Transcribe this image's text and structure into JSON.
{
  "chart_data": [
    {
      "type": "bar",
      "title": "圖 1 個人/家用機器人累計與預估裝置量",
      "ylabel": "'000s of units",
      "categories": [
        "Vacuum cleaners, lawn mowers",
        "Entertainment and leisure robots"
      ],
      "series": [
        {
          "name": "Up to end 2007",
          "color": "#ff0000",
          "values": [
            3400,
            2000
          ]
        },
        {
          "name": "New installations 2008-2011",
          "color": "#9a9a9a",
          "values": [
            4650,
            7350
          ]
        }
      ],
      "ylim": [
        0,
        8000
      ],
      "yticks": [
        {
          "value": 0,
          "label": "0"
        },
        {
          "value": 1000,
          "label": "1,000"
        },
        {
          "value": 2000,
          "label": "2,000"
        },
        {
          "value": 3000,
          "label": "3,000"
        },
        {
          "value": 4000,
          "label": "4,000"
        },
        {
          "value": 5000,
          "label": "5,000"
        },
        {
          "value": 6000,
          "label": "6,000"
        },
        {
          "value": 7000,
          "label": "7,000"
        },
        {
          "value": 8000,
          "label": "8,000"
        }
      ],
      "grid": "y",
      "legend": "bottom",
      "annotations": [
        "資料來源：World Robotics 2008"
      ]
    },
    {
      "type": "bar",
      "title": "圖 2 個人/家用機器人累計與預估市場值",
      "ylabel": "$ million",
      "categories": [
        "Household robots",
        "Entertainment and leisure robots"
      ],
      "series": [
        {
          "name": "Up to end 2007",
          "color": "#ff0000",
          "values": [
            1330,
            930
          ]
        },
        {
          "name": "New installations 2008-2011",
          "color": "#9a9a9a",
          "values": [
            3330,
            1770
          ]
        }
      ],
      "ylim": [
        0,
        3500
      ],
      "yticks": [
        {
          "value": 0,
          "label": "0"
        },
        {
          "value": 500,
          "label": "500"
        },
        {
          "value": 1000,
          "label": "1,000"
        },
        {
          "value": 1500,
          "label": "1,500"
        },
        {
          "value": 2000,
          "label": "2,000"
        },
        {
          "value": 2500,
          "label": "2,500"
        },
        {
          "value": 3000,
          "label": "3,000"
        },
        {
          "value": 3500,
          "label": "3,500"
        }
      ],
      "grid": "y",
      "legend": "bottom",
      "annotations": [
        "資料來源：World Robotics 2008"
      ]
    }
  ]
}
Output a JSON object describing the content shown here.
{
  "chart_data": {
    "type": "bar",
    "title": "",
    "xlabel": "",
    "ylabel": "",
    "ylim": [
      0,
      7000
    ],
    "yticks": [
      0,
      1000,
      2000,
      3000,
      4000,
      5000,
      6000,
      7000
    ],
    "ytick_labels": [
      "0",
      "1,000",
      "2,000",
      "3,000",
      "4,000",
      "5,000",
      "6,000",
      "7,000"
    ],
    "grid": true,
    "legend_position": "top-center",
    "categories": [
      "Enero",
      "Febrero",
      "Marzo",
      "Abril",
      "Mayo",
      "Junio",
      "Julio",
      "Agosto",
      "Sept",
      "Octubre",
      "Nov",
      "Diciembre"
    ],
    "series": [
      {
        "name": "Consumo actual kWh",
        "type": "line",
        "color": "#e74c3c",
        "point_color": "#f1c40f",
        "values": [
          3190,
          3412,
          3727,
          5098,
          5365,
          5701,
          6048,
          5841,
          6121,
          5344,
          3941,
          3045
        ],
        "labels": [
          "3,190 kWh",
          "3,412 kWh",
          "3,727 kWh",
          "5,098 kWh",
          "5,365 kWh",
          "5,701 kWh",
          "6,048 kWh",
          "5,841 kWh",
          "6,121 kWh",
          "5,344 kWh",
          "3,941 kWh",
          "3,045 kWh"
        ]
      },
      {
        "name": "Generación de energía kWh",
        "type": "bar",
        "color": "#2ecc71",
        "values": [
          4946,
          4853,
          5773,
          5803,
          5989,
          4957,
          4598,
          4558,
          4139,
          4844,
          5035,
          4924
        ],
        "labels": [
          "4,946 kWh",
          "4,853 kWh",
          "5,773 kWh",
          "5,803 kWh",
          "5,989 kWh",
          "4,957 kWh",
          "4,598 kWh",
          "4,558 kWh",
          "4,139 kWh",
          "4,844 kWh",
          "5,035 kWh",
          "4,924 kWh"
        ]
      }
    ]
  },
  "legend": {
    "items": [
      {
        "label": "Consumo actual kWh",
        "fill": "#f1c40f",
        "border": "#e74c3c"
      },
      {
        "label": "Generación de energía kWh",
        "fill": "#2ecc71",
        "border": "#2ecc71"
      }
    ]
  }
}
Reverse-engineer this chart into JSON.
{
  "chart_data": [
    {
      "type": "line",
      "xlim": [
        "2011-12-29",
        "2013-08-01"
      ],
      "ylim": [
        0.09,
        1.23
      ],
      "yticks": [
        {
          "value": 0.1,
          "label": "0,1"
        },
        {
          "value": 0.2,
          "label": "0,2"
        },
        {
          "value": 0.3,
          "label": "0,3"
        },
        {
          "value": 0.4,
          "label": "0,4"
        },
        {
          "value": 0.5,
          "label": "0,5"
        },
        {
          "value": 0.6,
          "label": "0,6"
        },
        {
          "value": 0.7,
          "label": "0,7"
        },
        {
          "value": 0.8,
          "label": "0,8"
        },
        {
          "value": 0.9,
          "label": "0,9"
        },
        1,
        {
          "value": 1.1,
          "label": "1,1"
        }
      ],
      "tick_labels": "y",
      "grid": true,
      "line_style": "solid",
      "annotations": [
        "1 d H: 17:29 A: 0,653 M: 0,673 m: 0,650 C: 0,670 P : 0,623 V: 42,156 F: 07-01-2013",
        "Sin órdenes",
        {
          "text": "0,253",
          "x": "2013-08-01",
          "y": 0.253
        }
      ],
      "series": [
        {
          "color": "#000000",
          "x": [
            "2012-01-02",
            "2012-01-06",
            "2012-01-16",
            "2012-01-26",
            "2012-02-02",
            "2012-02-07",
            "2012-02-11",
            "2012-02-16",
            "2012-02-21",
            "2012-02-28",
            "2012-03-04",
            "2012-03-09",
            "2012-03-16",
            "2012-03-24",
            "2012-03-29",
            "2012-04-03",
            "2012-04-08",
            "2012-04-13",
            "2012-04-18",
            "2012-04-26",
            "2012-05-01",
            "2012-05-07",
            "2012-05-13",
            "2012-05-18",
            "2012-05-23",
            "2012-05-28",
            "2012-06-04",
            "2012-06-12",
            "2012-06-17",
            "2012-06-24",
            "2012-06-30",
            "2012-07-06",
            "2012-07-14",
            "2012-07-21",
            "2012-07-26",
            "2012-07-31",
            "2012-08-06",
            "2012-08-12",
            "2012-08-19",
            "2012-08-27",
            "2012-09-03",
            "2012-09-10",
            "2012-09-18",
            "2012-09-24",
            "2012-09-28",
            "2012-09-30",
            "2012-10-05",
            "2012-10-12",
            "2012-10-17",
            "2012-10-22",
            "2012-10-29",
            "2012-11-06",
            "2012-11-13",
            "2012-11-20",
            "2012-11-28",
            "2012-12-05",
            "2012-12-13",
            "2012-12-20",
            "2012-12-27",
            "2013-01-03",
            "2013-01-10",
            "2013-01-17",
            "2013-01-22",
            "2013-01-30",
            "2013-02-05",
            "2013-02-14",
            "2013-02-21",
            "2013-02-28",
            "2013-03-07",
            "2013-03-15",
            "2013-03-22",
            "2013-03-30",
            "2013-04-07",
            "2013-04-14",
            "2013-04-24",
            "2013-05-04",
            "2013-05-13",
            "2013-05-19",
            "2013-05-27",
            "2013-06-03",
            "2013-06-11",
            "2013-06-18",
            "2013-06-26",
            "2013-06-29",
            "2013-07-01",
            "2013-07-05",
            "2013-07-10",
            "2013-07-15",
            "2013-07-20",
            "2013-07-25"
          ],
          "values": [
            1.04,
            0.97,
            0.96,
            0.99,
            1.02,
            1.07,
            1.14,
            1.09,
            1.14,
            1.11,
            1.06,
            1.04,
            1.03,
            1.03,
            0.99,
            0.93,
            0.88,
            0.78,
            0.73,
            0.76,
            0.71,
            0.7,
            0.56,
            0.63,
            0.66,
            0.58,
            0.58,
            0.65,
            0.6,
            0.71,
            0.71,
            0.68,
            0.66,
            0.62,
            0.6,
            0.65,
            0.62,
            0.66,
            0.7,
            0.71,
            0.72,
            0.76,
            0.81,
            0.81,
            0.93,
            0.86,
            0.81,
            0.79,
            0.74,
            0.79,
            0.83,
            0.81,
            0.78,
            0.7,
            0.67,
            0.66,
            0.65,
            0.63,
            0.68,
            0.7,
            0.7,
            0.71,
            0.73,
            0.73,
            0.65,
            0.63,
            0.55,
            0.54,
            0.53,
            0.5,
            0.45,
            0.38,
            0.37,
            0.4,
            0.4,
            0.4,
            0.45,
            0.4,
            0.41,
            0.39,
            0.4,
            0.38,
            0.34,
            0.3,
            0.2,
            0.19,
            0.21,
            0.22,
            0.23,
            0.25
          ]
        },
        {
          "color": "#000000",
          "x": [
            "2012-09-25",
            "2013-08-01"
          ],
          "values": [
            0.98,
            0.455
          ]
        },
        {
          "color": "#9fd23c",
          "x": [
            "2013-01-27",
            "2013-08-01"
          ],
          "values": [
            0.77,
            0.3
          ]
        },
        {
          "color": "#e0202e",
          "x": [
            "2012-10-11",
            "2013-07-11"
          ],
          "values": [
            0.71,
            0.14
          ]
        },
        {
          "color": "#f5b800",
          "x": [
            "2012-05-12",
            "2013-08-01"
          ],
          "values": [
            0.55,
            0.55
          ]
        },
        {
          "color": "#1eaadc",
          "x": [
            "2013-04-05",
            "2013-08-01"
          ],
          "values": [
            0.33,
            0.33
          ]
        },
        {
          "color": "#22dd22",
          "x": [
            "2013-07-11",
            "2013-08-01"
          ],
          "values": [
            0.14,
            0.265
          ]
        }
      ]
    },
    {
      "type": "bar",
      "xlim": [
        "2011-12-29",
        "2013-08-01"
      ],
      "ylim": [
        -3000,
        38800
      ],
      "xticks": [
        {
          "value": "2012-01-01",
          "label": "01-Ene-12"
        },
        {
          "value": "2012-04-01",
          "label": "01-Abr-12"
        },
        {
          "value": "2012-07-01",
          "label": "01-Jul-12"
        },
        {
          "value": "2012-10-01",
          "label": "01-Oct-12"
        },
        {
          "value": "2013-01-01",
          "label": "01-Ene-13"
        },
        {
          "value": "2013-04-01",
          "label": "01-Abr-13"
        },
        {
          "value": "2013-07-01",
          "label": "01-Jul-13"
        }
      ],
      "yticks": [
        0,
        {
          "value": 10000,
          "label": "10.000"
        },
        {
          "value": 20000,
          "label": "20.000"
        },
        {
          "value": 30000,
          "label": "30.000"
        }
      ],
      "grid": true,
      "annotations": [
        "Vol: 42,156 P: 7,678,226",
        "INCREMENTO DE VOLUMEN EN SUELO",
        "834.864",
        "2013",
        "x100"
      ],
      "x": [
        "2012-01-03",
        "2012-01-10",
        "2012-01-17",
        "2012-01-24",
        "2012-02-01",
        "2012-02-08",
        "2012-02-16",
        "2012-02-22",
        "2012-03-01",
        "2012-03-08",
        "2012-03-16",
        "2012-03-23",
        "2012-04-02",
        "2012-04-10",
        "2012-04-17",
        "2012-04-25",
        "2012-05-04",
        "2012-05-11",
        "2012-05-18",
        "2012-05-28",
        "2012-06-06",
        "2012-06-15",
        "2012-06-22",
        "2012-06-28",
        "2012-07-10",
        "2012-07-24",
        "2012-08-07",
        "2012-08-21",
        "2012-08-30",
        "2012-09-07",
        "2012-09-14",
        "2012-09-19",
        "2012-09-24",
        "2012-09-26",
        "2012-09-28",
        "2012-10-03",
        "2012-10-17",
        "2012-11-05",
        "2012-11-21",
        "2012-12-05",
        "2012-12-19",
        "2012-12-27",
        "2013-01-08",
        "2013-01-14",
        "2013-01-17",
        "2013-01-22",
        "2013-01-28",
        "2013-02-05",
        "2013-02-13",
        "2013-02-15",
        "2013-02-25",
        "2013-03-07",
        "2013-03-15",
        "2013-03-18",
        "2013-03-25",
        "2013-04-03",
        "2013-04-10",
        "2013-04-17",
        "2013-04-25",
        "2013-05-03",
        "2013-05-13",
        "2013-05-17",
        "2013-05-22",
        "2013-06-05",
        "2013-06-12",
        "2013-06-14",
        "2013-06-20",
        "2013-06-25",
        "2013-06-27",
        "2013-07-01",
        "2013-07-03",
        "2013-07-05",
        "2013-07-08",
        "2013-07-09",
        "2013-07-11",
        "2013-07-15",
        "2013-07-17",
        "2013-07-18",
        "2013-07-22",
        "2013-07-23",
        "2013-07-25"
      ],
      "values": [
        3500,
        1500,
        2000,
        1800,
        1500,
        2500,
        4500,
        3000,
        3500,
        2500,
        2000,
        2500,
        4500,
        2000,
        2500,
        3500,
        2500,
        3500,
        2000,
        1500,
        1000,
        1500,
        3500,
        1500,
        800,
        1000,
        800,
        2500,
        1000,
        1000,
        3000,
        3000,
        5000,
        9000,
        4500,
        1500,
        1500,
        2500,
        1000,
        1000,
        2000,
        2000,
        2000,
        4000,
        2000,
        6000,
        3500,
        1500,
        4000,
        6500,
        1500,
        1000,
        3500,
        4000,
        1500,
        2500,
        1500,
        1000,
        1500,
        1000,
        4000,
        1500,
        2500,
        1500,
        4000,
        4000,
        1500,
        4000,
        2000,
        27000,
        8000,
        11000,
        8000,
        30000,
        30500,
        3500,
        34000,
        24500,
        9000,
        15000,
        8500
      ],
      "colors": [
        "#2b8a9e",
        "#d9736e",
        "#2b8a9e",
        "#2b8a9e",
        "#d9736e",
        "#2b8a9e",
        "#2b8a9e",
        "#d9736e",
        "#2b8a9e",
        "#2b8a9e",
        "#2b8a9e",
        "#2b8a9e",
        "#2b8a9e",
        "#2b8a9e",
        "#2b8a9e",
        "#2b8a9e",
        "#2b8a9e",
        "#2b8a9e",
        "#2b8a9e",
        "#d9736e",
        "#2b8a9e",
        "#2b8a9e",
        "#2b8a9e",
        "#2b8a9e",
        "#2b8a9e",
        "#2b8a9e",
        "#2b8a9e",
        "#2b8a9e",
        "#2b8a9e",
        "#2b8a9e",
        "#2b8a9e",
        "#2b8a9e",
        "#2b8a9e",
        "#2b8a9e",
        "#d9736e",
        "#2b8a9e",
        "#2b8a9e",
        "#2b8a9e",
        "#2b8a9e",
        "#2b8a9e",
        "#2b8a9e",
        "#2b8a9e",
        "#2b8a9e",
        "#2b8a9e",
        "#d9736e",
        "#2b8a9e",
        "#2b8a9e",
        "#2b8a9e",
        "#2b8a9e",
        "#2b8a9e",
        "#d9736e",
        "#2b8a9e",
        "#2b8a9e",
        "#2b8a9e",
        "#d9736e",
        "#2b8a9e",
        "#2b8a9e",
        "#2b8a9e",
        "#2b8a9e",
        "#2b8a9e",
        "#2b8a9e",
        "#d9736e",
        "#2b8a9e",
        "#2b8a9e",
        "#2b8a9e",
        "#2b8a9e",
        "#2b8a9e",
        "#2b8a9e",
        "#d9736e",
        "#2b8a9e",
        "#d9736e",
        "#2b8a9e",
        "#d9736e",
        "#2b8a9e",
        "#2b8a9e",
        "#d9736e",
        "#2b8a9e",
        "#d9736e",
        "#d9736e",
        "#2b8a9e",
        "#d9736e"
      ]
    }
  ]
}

# Aim of the exercise:
Report how many lines of the listing above include the word "text". Say nothing but the number.

# Exercise result:
2